▶ [Teile der Übung]
A: Beantworte zum Text über Svenja Jung diese Fragen:
(i) Welche zwei Figuren spielt sie in „Der Palast“?
(ii) An welchem Datum erschien der Text?
(iii) Wie alt ist sie laut Text?
B: Entnimm bitte den Datensätzen die Zeilen unverändert, beginnend mit der Zeile, die „color-by-control[interactable]: Colo [497,348,571,370]“ enthält, und endend mit der Zeile, die „field-git-sha: Git Sha 123 [635,51,695,108]“ enthält, beide eingeschlossen.

===== Bereitgestellter Text

"Der Palast"-Hauptdarstellerin Svenja Jung im Interview

"Neue Gesellschaft, neuer Tanzstil"

31.12.2021 von SWYRL/Eric Leimann

Von der Soap zur Doppelhauptrolle im großen ZDF-Mehrteiler: In "Der Palast" spielt Svenja Jung eine DDR-Profitänzerin und ihre BRD-Zwillingsschwester, die kurz vor der Wende zufällig voneinander erfahren. Ihre Tanzvergangenheit kam der 28-Jährigen bei der technisch sehr anspruchsvollen Rolle zugute.

==========
===== Eingabedaten

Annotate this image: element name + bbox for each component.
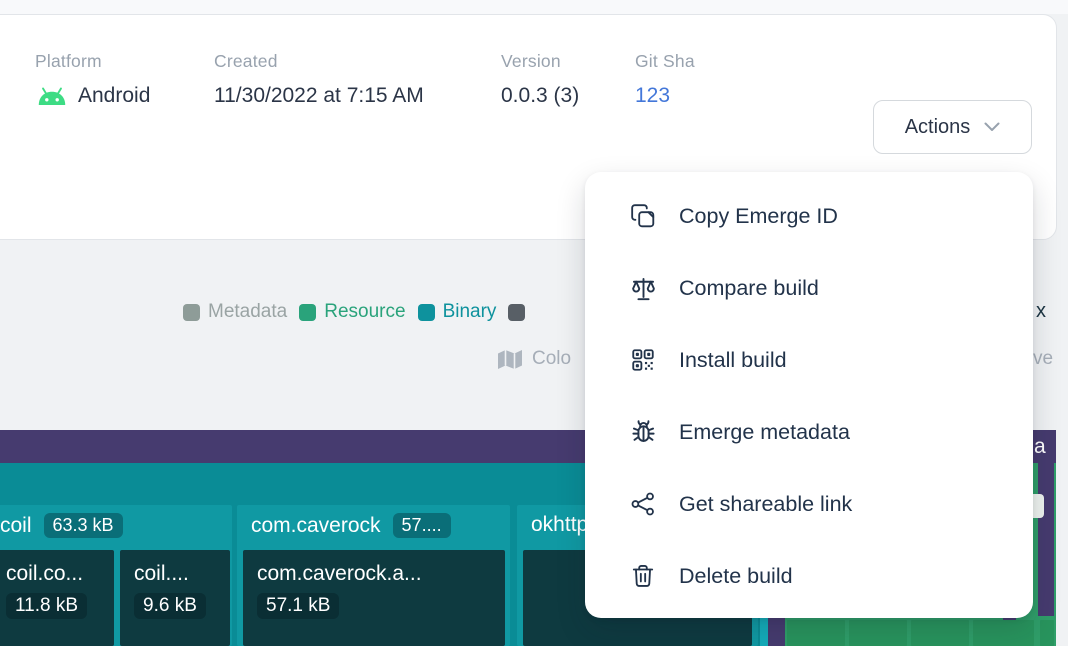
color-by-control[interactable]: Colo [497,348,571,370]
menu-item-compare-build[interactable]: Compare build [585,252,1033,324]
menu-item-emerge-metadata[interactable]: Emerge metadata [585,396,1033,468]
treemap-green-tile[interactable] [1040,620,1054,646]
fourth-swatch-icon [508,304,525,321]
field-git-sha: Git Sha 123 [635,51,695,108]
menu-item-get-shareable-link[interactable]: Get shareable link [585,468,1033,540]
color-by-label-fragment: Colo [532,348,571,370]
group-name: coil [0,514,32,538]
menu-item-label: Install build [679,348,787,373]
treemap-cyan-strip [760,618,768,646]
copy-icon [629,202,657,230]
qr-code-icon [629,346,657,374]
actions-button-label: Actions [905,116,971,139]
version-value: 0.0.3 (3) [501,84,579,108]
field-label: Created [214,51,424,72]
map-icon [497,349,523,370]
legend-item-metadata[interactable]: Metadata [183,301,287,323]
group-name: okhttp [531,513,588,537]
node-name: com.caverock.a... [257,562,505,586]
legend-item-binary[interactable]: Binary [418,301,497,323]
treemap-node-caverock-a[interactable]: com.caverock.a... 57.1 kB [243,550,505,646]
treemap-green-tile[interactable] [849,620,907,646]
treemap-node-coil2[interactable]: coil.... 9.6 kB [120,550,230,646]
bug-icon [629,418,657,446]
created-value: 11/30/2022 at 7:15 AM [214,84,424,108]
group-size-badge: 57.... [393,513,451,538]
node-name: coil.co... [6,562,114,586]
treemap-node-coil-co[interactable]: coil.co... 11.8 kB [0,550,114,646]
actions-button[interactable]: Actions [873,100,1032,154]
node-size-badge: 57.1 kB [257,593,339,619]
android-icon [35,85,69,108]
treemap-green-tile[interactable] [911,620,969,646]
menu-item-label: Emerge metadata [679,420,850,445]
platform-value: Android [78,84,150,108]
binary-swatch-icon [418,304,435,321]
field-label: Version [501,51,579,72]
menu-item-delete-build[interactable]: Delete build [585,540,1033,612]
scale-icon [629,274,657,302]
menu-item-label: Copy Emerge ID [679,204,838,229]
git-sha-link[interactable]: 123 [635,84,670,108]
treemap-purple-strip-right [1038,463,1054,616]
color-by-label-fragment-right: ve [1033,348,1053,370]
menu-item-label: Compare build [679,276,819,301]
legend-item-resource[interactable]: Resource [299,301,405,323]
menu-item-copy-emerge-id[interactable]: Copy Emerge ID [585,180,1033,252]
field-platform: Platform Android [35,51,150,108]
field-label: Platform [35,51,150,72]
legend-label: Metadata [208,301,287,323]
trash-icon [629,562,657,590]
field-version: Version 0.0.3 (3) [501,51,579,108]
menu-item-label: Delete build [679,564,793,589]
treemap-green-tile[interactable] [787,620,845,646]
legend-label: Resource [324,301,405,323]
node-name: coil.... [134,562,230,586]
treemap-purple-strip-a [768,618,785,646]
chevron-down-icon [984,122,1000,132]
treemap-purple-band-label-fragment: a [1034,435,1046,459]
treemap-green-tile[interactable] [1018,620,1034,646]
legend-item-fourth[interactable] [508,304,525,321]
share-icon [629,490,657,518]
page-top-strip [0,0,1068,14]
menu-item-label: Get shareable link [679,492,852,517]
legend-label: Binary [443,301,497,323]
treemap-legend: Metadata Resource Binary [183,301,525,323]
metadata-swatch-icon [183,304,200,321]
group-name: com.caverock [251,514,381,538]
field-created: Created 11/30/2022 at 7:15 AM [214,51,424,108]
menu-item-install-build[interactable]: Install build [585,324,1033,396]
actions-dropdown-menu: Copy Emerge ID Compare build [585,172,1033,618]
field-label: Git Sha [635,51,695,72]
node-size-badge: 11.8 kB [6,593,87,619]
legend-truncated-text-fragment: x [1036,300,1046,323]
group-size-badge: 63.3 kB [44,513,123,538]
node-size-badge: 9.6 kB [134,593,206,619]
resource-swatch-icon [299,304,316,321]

==========

▶ [Ergebnisse der Aufgaben]
A:
(i) Eine DDR-Profitänzerin und ihre BRD-Zwillingsschwester
(ii) Am 31.12.2021
(iii) 28 Jahre

B:
color-by-control[interactable]: Colo [497,348,571,370]
menu-item-compare-build[interactable]: Compare build [585,252,1033,324]
menu-item-emerge-metadata[interactable]: Emerge metadata [585,396,1033,468]
treemap-green-tile[interactable] [1040,620,1054,646]
fourth-swatch-icon [508,304,525,321]
field-git-sha: Git Sha 123 [635,51,695,108]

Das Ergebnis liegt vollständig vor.